» Exercise details: Extract precisely the lines that run from the line containing "OCR this image." to the end of the records below, with both ends included and pictures omitted.

[Stored records]
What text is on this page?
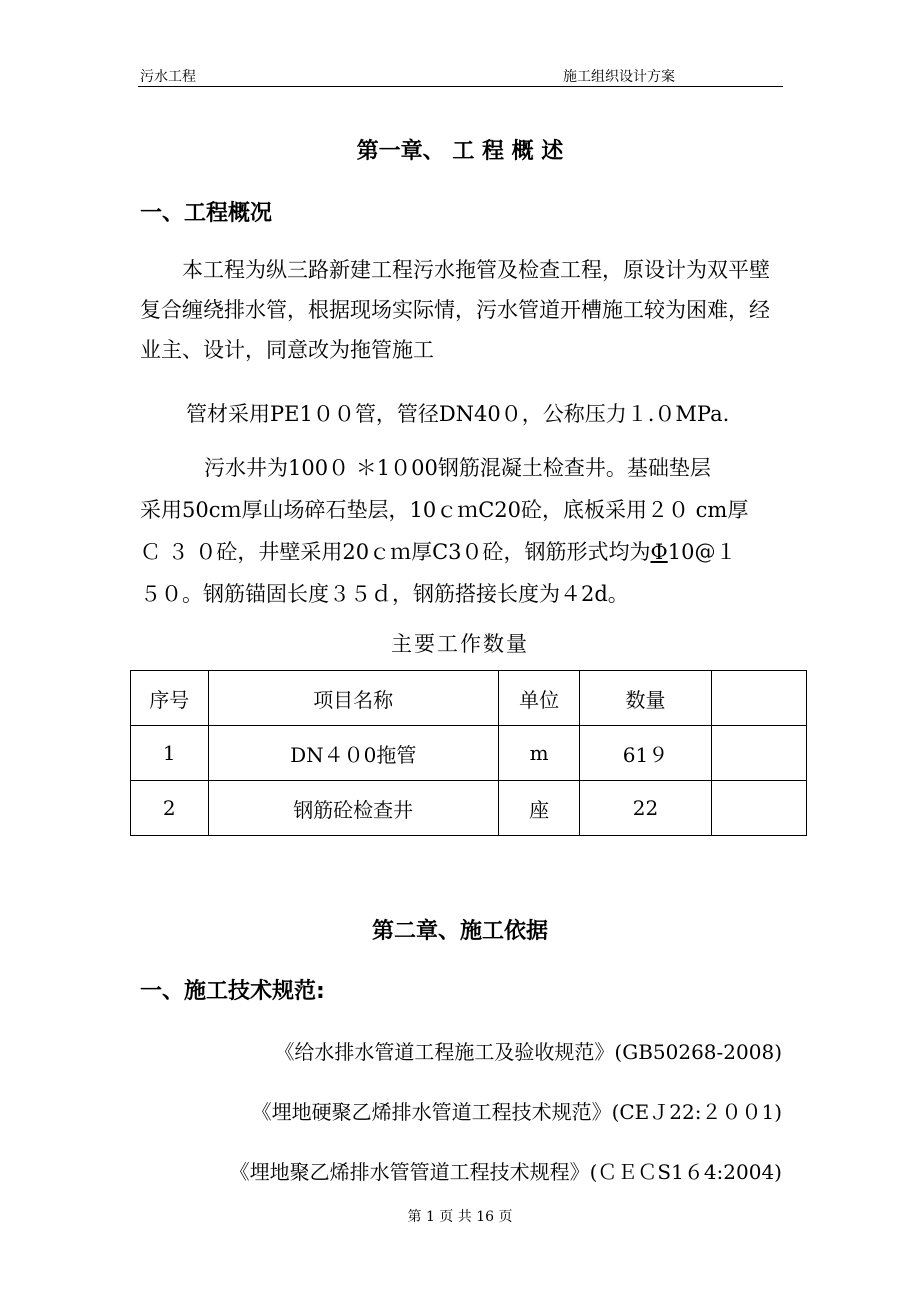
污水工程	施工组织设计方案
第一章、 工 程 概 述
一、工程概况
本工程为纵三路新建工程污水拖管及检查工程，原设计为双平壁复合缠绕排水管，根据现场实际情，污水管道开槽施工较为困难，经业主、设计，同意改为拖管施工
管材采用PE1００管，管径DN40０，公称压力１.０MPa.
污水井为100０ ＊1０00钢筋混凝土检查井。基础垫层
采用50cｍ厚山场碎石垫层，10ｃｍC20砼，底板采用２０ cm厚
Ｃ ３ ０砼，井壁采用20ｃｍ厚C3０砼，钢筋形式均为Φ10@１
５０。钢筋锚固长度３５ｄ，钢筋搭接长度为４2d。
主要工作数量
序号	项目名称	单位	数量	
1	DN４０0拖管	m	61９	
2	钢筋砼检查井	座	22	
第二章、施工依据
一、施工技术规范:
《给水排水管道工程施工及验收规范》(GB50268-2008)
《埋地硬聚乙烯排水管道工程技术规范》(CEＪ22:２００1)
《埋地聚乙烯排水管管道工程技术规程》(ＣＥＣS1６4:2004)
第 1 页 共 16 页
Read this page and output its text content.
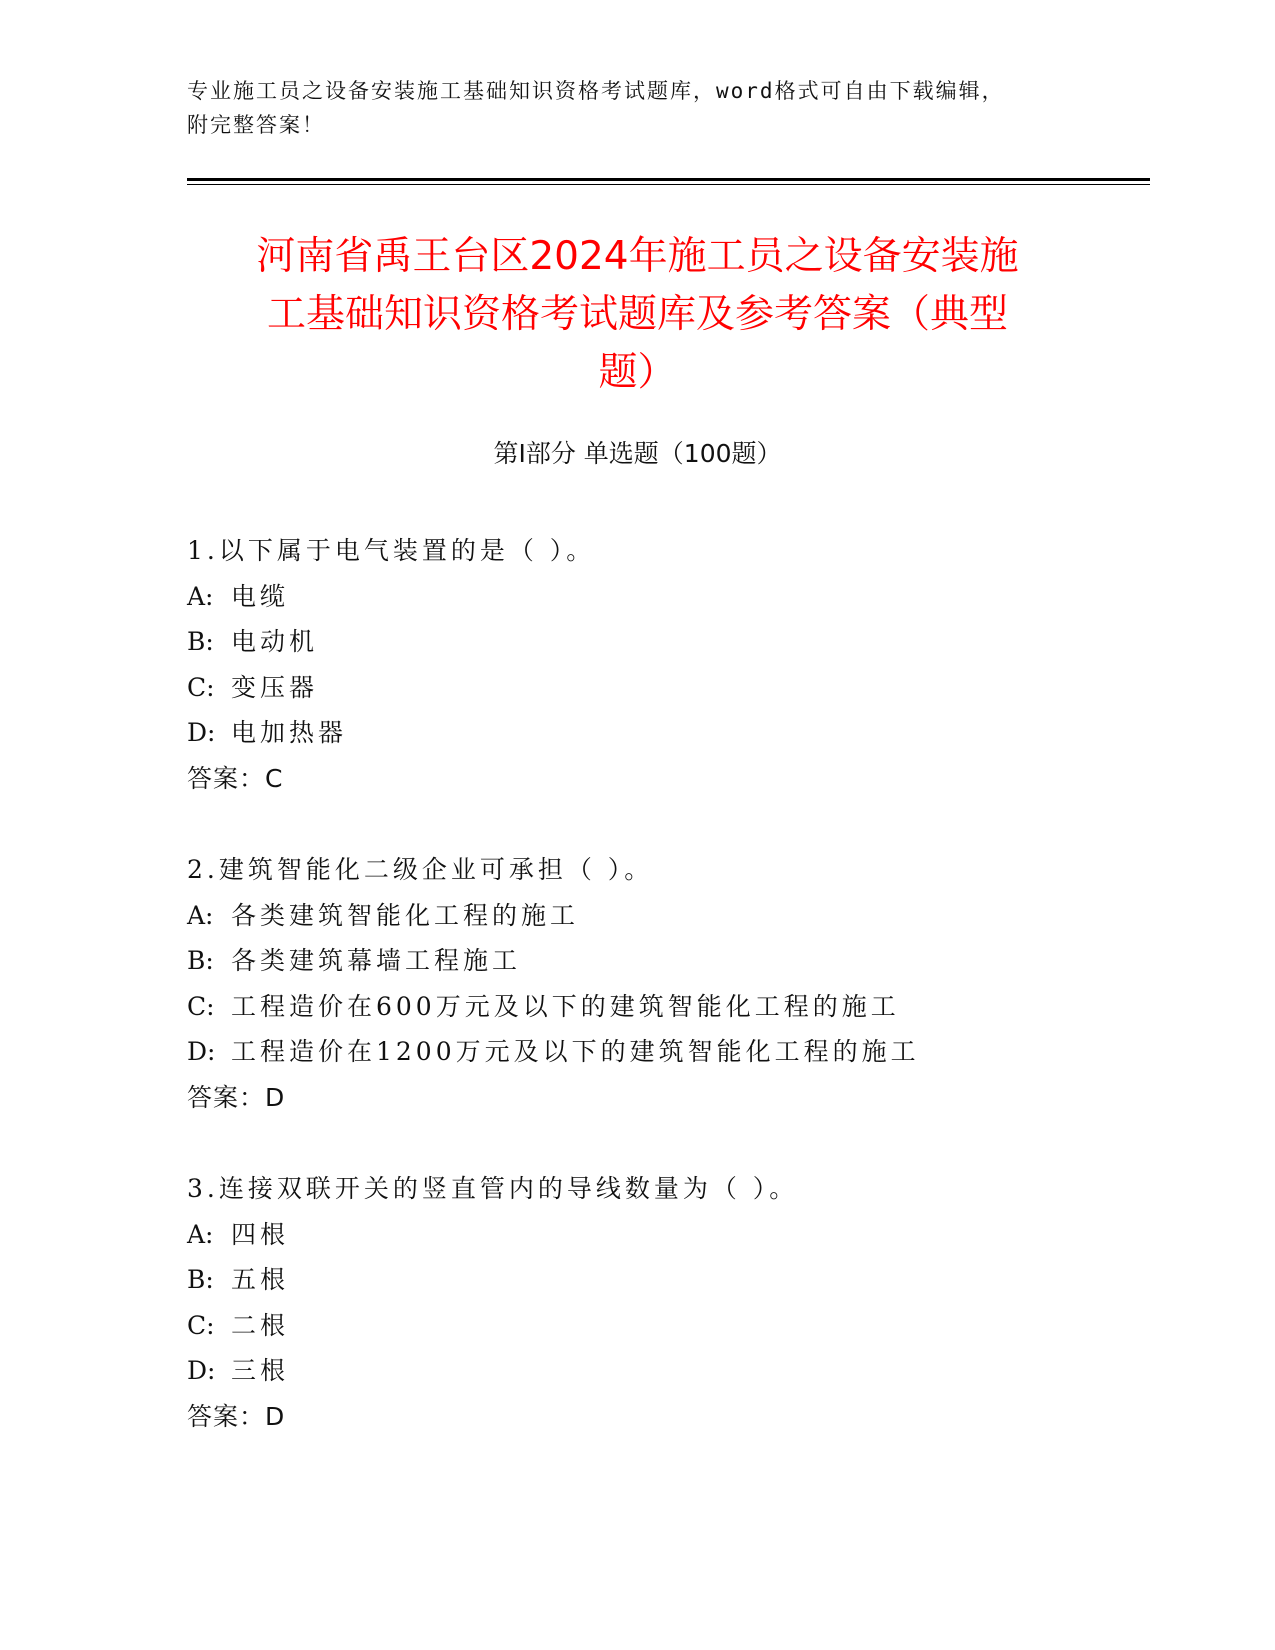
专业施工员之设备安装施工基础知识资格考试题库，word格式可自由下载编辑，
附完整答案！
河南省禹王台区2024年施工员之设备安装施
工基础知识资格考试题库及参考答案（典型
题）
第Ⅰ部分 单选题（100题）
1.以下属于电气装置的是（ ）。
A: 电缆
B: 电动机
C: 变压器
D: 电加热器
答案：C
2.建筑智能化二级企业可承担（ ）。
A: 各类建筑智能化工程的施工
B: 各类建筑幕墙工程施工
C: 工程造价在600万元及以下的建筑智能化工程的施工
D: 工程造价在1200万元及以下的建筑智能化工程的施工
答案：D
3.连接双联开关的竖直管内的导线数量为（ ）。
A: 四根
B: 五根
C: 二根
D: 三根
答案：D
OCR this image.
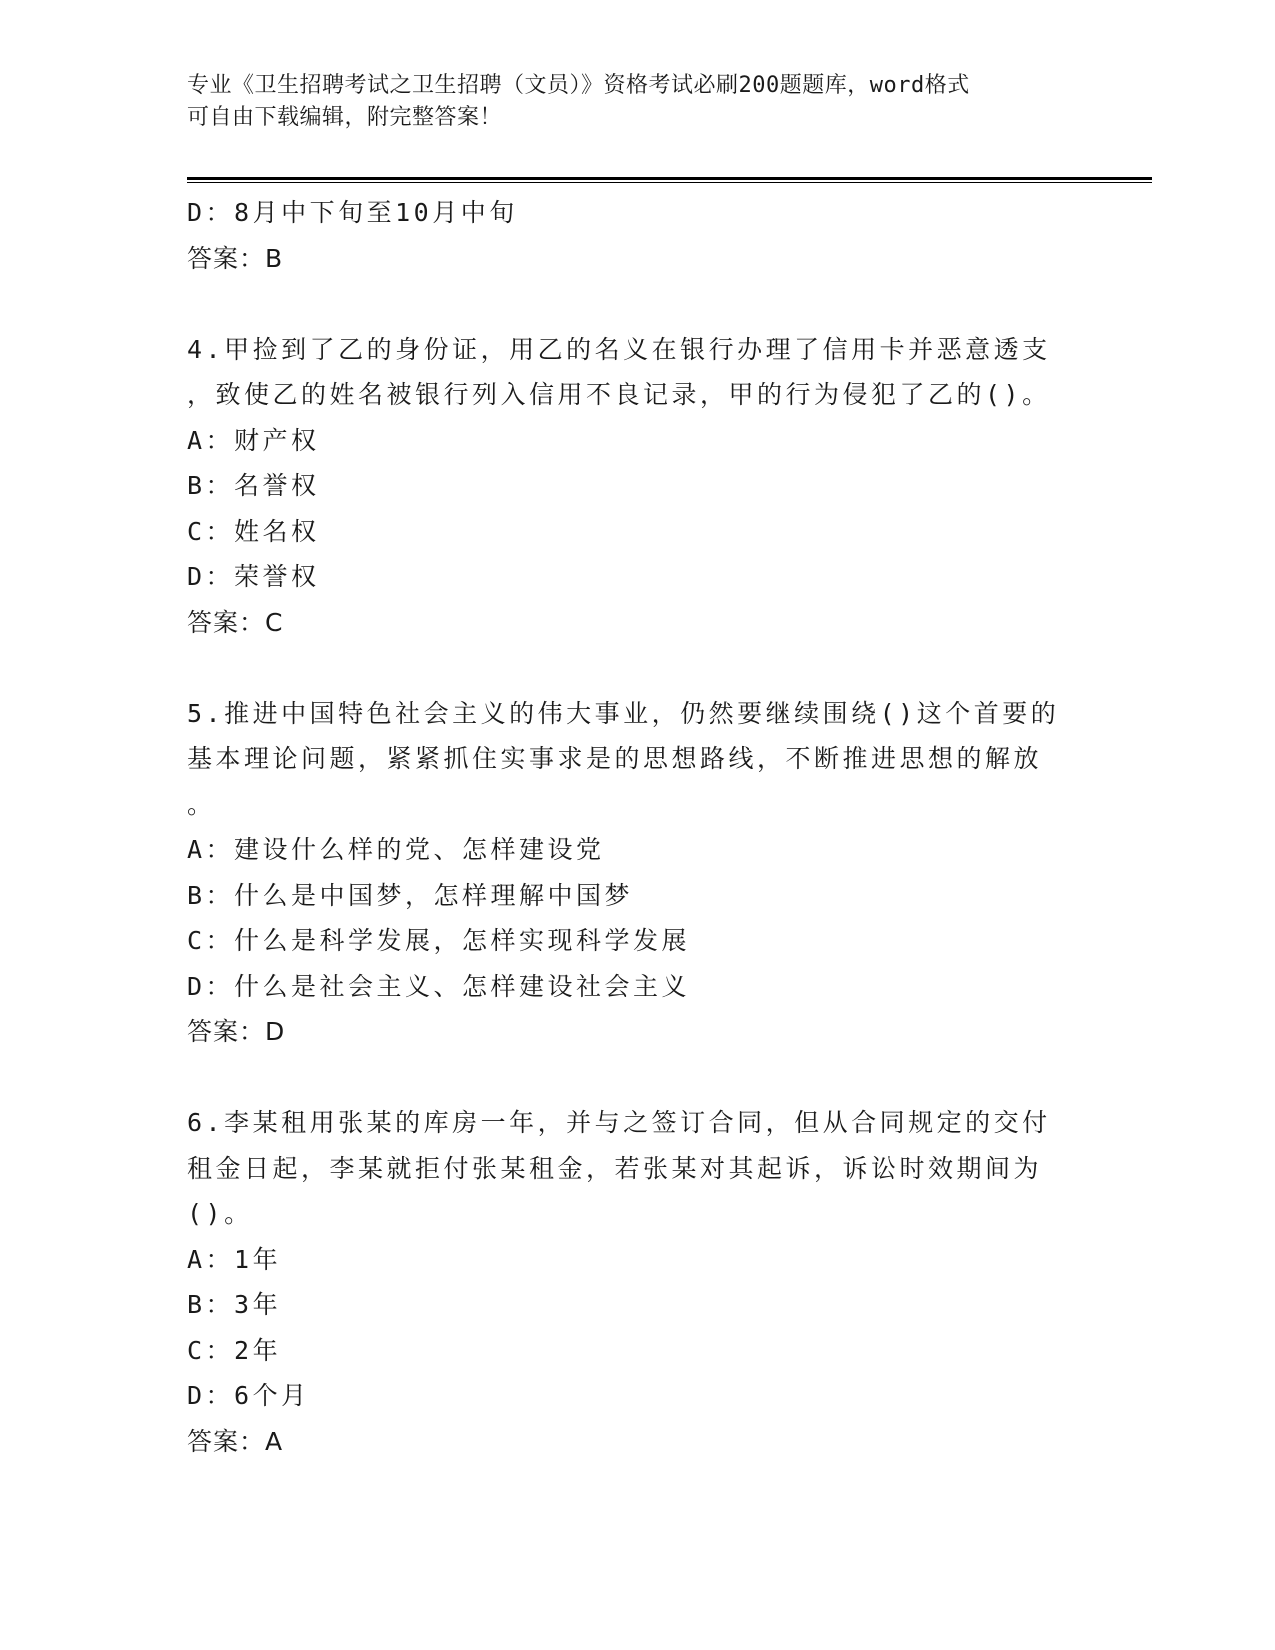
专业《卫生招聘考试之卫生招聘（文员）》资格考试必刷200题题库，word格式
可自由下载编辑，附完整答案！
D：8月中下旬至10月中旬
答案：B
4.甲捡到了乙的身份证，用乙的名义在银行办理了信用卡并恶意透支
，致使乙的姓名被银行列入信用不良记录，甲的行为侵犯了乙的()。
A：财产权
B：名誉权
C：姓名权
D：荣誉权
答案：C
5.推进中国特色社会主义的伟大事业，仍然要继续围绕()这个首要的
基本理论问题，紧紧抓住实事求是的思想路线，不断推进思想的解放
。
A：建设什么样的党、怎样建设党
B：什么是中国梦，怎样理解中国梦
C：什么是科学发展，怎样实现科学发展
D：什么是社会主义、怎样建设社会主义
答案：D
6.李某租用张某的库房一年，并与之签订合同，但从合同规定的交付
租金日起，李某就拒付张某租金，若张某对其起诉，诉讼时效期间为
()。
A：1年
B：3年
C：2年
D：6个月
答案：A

» Answer to the task:
OCR this image.
专业《卫生招聘考试之卫生招聘（文员）》资格考试必刷200题题库，word格式
可自由下载编辑，附完整答案！
D：8月中下旬至10月中旬
答案：B
4.甲捡到了乙的身份证，用乙的名义在银行办理了信用卡并恶意透支
，致使乙的姓名被银行列入信用不良记录，甲的行为侵犯了乙的()。
A：财产权
B：名誉权
C：姓名权
D：荣誉权
答案：C
5.推进中国特色社会主义的伟大事业，仍然要继续围绕()这个首要的
基本理论问题，紧紧抓住实事求是的思想路线，不断推进思想的解放
。
A：建设什么样的党、怎样建设党
B：什么是中国梦，怎样理解中国梦
C：什么是科学发展，怎样实现科学发展
D：什么是社会主义、怎样建设社会主义
答案：D
6.李某租用张某的库房一年，并与之签订合同，但从合同规定的交付
租金日起，李某就拒付张某租金，若张某对其起诉，诉讼时效期间为
()。
A：1年
B：3年
C：2年
D：6个月
答案：A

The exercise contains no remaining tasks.